- **WHAT THE EXERCISE ASKS**
Please copy out the records below, swapping each "toc-leader" for "toc-dot-leader" and leaving everything else as it is.

-- start INPUT ROWS --

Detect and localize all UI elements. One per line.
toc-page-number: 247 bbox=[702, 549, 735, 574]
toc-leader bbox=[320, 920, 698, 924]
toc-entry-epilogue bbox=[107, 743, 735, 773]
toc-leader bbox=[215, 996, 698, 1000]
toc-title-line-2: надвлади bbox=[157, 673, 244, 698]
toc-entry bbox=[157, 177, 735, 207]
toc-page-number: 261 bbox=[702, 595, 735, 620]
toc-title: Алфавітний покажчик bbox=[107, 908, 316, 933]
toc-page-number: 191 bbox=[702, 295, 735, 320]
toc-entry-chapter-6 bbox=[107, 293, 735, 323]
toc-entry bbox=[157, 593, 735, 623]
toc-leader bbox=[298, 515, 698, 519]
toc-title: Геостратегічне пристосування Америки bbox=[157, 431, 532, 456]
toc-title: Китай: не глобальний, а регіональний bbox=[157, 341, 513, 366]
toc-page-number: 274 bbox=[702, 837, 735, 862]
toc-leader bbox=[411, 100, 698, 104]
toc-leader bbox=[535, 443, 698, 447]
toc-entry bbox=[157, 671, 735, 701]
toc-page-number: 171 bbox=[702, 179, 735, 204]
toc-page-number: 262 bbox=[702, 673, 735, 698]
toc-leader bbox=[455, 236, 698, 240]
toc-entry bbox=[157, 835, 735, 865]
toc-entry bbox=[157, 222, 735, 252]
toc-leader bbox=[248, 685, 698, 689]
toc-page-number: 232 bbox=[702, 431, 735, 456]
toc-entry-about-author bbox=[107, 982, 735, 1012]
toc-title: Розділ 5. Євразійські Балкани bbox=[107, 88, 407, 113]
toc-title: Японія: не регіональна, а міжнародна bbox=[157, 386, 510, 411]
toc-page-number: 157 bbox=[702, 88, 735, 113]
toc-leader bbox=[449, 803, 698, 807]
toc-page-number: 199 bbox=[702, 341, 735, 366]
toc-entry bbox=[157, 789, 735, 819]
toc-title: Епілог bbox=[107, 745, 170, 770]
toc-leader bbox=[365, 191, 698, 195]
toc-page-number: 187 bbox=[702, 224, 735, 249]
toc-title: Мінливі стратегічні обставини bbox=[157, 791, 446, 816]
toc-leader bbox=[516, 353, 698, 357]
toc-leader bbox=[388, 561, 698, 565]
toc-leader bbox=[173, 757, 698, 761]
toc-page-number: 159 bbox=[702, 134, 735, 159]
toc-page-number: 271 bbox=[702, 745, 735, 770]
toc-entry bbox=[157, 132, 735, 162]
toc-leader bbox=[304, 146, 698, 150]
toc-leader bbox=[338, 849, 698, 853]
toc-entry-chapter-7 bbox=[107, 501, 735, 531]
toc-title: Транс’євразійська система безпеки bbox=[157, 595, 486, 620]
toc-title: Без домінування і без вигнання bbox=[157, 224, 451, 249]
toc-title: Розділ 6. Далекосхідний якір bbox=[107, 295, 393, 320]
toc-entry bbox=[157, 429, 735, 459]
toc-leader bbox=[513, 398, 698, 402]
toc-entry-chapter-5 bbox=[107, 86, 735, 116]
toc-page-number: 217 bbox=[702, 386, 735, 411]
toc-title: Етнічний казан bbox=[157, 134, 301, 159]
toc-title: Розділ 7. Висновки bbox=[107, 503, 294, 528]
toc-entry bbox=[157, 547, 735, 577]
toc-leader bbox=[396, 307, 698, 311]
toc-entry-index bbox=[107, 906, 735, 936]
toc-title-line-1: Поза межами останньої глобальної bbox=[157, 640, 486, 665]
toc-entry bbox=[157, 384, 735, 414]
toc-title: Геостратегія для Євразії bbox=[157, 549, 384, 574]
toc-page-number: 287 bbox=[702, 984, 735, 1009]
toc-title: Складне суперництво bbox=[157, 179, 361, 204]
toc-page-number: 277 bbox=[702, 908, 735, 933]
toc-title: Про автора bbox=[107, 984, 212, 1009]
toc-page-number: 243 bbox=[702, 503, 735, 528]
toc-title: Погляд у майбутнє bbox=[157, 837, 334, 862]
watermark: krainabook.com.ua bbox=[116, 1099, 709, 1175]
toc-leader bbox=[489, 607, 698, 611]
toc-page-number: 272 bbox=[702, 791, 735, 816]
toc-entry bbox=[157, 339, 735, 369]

-- end INPUT ROWS --

- **THE ANSWER**
Detect and localize all UI elements. One per line.
toc-page-number: 247 bbox=[702, 549, 735, 574]
toc-dot-leader bbox=[320, 920, 698, 924]
toc-entry-epilogue bbox=[107, 743, 735, 773]
toc-dot-leader bbox=[215, 996, 698, 1000]
toc-title-line-2: надвлади bbox=[157, 673, 244, 698]
toc-entry bbox=[157, 177, 735, 207]
toc-page-number: 261 bbox=[702, 595, 735, 620]
toc-title: Алфавітний покажчик bbox=[107, 908, 316, 933]
toc-page-number: 191 bbox=[702, 295, 735, 320]
toc-entry-chapter-6 bbox=[107, 293, 735, 323]
toc-entry bbox=[157, 593, 735, 623]
toc-dot-leader bbox=[298, 515, 698, 519]
toc-title: Геостратегічне пристосування Америки bbox=[157, 431, 532, 456]
toc-title: Китай: не глобальний, а регіональний bbox=[157, 341, 513, 366]
toc-page-number: 274 bbox=[702, 837, 735, 862]
toc-dot-leader bbox=[411, 100, 698, 104]
toc-dot-leader bbox=[535, 443, 698, 447]
toc-entry bbox=[157, 671, 735, 701]
toc-page-number: 171 bbox=[702, 179, 735, 204]
toc-page-number: 262 bbox=[702, 673, 735, 698]
toc-dot-leader bbox=[455, 236, 698, 240]
toc-entry bbox=[157, 835, 735, 865]
toc-entry bbox=[157, 222, 735, 252]
toc-dot-leader bbox=[248, 685, 698, 689]
toc-page-number: 232 bbox=[702, 431, 735, 456]
toc-entry-about-author bbox=[107, 982, 735, 1012]
toc-title: Розділ 5. Євразійські Балкани bbox=[107, 88, 407, 113]
toc-title: Японія: не регіональна, а міжнародна bbox=[157, 386, 510, 411]
toc-page-number: 157 bbox=[702, 88, 735, 113]
toc-dot-leader bbox=[449, 803, 698, 807]
toc-page-number: 199 bbox=[702, 341, 735, 366]
toc-entry bbox=[157, 789, 735, 819]
toc-title: Епілог bbox=[107, 745, 170, 770]
toc-dot-leader bbox=[365, 191, 698, 195]
toc-page-number: 187 bbox=[702, 224, 735, 249]
toc-title: Мінливі стратегічні обставини bbox=[157, 791, 446, 816]
toc-dot-leader bbox=[516, 353, 698, 357]
toc-dot-leader bbox=[388, 561, 698, 565]
toc-dot-leader bbox=[173, 757, 698, 761]
toc-page-number: 159 bbox=[702, 134, 735, 159]
toc-page-number: 271 bbox=[702, 745, 735, 770]
toc-entry bbox=[157, 132, 735, 162]
toc-dot-leader bbox=[304, 146, 698, 150]
toc-dot-leader bbox=[338, 849, 698, 853]
toc-entry-chapter-7 bbox=[107, 501, 735, 531]
toc-title: Транс’євразійська система безпеки bbox=[157, 595, 486, 620]
toc-title: Без домінування і без вигнання bbox=[157, 224, 451, 249]
toc-title: Розділ 6. Далекосхідний якір bbox=[107, 295, 393, 320]
toc-entry bbox=[157, 429, 735, 459]
toc-dot-leader bbox=[513, 398, 698, 402]
toc-entry-chapter-5 bbox=[107, 86, 735, 116]
toc-page-number: 217 bbox=[702, 386, 735, 411]
toc-title: Етнічний казан bbox=[157, 134, 301, 159]
toc-title: Розділ 7. Висновки bbox=[107, 503, 294, 528]
toc-entry bbox=[157, 547, 735, 577]
toc-dot-leader bbox=[396, 307, 698, 311]
toc-entry-index bbox=[107, 906, 735, 936]
toc-title-line-1: Поза межами останньої глобальної bbox=[157, 640, 486, 665]
toc-entry bbox=[157, 384, 735, 414]
toc-title: Геостратегія для Євразії bbox=[157, 549, 384, 574]
toc-page-number: 287 bbox=[702, 984, 735, 1009]
toc-title: Складне суперництво bbox=[157, 179, 361, 204]
toc-page-number: 277 bbox=[702, 908, 735, 933]
toc-title: Про автора bbox=[107, 984, 212, 1009]
toc-page-number: 243 bbox=[702, 503, 735, 528]
toc-title: Погляд у майбутнє bbox=[157, 837, 334, 862]
watermark: krainabook.com.ua bbox=[116, 1099, 709, 1175]
toc-dot-leader bbox=[489, 607, 698, 611]
toc-page-number: 272 bbox=[702, 791, 735, 816]
toc-entry bbox=[157, 339, 735, 369]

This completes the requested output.